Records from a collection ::
━━━━

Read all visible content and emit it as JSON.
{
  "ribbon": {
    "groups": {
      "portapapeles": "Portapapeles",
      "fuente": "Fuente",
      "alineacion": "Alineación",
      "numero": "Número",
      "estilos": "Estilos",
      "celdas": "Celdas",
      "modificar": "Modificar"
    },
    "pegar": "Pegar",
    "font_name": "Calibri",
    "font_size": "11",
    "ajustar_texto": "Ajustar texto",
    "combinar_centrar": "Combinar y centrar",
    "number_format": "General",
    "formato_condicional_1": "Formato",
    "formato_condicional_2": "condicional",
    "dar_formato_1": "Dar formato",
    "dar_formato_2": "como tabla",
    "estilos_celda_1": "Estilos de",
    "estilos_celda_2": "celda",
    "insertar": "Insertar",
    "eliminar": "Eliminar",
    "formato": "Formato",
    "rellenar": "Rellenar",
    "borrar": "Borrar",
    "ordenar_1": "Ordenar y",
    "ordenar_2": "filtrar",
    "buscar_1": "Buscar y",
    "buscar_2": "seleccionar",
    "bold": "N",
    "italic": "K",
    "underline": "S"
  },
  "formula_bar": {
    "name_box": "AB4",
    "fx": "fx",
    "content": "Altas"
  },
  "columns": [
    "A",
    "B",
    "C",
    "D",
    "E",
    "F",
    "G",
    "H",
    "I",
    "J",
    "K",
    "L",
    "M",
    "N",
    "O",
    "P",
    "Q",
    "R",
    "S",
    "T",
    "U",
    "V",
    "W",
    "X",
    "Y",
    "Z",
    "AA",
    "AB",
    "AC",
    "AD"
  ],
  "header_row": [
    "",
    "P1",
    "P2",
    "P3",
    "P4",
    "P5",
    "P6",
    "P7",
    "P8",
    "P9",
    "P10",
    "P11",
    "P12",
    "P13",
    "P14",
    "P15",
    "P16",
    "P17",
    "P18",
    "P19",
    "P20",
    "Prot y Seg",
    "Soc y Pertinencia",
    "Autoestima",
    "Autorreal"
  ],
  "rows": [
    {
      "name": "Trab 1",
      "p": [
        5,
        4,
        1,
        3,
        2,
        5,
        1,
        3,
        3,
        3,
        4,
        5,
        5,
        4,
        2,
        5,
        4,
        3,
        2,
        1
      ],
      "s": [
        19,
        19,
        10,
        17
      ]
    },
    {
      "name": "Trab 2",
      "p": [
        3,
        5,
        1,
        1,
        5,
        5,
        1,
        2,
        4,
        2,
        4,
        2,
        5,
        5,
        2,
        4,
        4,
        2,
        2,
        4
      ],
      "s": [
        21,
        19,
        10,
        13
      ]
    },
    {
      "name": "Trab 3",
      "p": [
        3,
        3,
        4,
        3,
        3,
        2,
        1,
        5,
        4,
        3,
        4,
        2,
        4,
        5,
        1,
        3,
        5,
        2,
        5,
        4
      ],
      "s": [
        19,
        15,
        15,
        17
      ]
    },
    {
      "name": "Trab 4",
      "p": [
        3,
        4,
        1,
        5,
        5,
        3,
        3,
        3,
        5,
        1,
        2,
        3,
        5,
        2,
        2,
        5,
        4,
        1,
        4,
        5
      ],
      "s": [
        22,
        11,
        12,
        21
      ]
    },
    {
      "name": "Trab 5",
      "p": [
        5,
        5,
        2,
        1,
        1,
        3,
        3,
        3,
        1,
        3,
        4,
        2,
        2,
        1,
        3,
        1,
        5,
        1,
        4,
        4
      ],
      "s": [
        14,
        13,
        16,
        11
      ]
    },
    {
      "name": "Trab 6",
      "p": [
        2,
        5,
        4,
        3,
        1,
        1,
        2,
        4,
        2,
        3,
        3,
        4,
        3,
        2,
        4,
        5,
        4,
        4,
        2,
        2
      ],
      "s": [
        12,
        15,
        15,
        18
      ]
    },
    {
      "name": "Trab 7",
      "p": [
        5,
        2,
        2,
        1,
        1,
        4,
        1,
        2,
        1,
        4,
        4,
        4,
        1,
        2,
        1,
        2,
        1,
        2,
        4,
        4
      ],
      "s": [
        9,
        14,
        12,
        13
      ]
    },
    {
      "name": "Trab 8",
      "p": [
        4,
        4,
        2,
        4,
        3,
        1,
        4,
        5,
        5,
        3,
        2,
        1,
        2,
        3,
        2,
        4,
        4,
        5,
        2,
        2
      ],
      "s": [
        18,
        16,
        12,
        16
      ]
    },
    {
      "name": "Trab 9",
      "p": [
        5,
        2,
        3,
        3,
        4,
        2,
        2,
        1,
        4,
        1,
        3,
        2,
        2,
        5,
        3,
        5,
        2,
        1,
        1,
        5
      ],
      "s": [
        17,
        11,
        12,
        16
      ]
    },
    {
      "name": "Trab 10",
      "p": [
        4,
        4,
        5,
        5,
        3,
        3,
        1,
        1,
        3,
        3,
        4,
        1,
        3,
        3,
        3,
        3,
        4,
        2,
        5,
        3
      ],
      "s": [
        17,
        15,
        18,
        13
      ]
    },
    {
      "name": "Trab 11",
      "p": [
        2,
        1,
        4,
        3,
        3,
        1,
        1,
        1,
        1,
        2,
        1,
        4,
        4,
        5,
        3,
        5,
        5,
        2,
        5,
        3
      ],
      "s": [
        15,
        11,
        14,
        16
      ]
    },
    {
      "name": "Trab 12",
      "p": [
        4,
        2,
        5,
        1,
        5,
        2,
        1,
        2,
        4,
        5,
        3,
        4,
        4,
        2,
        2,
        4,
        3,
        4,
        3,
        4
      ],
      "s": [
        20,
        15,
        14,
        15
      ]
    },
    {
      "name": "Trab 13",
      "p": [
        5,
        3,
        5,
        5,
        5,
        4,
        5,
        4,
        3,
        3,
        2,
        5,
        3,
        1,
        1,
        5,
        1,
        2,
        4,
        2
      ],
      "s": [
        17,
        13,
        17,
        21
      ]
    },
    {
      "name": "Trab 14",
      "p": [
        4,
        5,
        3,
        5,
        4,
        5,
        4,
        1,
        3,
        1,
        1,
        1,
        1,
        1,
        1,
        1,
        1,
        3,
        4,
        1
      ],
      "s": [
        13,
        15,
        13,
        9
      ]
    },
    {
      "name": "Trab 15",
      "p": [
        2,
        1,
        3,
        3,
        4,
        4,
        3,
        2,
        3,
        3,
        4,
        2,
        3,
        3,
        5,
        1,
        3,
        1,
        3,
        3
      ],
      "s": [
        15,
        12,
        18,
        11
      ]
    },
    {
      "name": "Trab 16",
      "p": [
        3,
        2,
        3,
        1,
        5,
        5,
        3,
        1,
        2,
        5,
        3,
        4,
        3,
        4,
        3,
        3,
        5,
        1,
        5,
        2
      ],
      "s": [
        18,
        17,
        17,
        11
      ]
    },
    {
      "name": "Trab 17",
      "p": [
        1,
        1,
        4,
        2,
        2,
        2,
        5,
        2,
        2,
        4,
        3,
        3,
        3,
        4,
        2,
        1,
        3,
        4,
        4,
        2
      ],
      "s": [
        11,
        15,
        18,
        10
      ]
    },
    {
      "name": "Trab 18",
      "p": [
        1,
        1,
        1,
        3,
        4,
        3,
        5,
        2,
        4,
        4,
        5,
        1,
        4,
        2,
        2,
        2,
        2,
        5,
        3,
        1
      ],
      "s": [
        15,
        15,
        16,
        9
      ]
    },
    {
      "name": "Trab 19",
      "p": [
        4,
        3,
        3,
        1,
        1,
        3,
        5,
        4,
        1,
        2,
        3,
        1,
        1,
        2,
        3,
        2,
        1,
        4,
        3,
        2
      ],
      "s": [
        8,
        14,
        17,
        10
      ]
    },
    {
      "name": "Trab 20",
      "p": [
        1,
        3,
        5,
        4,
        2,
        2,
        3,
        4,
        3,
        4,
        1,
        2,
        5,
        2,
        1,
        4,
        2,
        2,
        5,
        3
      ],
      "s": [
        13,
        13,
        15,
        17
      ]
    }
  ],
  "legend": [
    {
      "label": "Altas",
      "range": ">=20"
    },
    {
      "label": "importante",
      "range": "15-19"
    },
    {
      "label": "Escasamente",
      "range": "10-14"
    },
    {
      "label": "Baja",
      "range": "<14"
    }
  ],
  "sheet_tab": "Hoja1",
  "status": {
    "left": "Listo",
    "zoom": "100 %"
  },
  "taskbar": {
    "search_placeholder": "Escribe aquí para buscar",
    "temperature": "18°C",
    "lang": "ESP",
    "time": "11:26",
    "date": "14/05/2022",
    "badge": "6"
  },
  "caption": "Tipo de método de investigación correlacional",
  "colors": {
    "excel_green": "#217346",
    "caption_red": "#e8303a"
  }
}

━━━━

EXERCISE REQUIREMENTS ::
Give the number of lines in the entries above that include the string "range". No other output is expected.

FINAL ANSWER ::
4